* _DIRECTIVE_
Look through the data below and say how many of its lines contain "Integrado", adding nothing else.

* _DATA EXCERPTS_
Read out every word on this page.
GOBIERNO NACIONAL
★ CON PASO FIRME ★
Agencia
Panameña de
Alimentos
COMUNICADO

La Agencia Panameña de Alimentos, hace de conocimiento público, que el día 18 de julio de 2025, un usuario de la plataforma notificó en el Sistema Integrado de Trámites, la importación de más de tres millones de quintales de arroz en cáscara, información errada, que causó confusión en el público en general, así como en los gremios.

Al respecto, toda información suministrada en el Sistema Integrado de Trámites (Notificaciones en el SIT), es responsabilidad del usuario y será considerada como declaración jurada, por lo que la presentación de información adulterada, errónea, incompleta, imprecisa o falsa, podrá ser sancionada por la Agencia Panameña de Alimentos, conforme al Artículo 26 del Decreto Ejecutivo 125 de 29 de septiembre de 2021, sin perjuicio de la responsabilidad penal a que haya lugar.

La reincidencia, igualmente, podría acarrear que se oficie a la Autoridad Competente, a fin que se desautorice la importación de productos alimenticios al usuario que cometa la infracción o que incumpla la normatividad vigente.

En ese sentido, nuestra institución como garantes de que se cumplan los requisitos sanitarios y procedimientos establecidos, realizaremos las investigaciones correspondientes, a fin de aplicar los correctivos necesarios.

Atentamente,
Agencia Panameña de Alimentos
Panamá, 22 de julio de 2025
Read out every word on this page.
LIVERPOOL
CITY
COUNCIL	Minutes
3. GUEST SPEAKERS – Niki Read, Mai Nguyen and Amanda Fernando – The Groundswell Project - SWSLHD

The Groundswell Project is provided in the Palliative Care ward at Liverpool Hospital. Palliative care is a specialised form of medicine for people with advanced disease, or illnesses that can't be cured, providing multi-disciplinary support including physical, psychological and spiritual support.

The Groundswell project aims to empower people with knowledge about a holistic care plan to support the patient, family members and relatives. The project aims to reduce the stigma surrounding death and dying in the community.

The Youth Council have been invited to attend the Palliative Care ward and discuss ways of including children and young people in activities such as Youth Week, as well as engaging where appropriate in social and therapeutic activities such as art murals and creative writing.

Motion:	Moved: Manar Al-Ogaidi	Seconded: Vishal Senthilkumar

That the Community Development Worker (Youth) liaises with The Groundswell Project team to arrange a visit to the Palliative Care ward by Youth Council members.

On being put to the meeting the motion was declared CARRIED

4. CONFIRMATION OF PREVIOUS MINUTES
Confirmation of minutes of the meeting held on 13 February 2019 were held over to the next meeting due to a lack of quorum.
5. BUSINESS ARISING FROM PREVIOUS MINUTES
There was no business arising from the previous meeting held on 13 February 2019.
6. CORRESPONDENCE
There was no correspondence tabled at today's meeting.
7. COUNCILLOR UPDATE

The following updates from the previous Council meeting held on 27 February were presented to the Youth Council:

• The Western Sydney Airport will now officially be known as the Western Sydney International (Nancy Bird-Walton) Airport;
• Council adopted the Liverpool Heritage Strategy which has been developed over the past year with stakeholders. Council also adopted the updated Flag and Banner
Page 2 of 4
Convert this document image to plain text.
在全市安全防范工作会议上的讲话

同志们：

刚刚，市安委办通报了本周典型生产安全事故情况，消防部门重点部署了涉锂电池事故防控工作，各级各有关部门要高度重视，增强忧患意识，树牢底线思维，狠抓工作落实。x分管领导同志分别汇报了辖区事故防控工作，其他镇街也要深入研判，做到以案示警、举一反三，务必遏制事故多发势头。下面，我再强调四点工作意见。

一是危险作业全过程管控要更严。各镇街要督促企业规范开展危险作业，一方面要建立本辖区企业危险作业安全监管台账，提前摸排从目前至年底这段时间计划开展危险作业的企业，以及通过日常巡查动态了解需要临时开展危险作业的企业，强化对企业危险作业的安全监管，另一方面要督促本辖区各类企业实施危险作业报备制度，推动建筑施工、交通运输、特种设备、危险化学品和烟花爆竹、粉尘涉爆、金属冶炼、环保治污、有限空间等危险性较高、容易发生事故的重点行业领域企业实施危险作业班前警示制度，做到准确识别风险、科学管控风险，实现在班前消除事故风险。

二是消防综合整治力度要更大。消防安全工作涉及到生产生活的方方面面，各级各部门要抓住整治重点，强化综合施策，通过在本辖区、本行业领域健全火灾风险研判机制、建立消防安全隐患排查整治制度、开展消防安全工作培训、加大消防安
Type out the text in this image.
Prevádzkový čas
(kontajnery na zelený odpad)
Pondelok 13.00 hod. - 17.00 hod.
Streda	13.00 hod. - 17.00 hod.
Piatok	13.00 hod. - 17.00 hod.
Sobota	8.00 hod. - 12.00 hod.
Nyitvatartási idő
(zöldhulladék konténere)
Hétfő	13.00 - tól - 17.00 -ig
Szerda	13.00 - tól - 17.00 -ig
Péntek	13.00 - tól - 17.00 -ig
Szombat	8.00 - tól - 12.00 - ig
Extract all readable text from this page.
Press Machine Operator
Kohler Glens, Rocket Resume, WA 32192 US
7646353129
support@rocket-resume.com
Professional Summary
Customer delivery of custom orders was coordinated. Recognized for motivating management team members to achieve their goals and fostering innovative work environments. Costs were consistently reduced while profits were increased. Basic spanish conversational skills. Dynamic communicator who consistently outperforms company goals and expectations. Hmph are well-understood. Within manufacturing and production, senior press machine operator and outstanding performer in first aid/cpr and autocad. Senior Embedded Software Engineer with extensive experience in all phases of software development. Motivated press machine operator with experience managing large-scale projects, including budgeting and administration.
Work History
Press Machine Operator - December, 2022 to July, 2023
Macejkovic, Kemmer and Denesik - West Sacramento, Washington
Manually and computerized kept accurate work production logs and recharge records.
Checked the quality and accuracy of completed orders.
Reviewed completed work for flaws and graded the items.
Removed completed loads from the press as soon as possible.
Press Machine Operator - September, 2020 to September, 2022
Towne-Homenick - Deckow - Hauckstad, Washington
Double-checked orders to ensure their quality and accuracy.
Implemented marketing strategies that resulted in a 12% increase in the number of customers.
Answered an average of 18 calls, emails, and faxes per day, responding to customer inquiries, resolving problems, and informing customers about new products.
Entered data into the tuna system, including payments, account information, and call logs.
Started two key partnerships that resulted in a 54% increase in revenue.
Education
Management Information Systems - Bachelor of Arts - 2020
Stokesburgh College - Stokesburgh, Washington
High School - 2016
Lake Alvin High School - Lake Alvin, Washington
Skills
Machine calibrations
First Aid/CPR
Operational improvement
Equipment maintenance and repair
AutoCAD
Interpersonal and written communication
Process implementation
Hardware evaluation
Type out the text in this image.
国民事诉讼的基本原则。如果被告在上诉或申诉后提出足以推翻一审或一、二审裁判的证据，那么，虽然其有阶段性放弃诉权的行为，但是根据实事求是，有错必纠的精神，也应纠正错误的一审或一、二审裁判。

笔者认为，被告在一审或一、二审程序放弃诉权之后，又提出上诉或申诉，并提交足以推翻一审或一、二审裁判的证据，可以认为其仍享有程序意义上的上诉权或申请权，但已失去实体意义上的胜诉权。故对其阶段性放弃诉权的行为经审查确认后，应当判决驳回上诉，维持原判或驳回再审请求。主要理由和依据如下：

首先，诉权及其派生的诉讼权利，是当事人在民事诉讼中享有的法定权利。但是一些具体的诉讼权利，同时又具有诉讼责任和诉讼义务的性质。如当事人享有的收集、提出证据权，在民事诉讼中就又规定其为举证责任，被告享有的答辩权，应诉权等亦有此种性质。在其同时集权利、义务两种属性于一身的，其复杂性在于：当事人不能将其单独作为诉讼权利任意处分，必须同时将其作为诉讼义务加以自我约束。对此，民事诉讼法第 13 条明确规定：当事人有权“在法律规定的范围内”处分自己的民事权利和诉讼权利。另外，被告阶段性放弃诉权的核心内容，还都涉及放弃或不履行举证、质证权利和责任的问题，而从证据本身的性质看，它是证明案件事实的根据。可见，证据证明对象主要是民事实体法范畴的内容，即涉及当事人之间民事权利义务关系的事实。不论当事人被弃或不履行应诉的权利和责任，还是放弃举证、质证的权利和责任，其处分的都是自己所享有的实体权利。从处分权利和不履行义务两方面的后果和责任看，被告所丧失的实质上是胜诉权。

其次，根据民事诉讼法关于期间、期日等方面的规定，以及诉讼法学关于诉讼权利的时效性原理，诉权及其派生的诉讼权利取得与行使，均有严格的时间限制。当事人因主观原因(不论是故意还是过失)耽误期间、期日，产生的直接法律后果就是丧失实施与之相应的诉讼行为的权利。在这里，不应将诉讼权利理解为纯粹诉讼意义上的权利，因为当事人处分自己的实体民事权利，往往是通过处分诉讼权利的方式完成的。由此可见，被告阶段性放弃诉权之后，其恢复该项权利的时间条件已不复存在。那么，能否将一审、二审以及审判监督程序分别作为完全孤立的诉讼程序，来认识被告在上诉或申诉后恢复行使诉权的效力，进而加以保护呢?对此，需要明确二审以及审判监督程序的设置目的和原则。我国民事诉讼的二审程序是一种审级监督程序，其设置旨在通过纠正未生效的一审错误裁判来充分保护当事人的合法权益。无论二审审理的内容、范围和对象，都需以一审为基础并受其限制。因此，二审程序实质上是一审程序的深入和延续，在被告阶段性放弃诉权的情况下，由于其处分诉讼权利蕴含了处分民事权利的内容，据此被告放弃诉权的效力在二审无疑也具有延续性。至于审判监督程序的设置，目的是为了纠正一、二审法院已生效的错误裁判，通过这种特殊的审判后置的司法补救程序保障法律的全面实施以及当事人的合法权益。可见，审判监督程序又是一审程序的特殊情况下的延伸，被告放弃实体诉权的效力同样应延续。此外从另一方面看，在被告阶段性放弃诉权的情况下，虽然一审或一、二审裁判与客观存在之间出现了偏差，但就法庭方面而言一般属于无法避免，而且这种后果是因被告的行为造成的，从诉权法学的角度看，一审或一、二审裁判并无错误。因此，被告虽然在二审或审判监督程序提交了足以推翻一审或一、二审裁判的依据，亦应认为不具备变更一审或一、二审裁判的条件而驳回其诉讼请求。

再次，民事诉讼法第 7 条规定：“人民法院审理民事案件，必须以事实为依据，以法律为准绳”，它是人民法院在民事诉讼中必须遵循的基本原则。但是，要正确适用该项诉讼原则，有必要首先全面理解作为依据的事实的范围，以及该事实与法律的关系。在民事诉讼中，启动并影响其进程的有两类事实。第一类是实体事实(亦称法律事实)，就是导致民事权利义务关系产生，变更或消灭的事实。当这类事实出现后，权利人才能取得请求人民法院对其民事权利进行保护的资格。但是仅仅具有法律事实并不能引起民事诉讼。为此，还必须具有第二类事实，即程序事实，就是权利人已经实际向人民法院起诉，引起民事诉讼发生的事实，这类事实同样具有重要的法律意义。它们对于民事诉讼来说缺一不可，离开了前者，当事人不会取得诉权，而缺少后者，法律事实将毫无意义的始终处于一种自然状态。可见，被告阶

* _TASK ANSWER_
2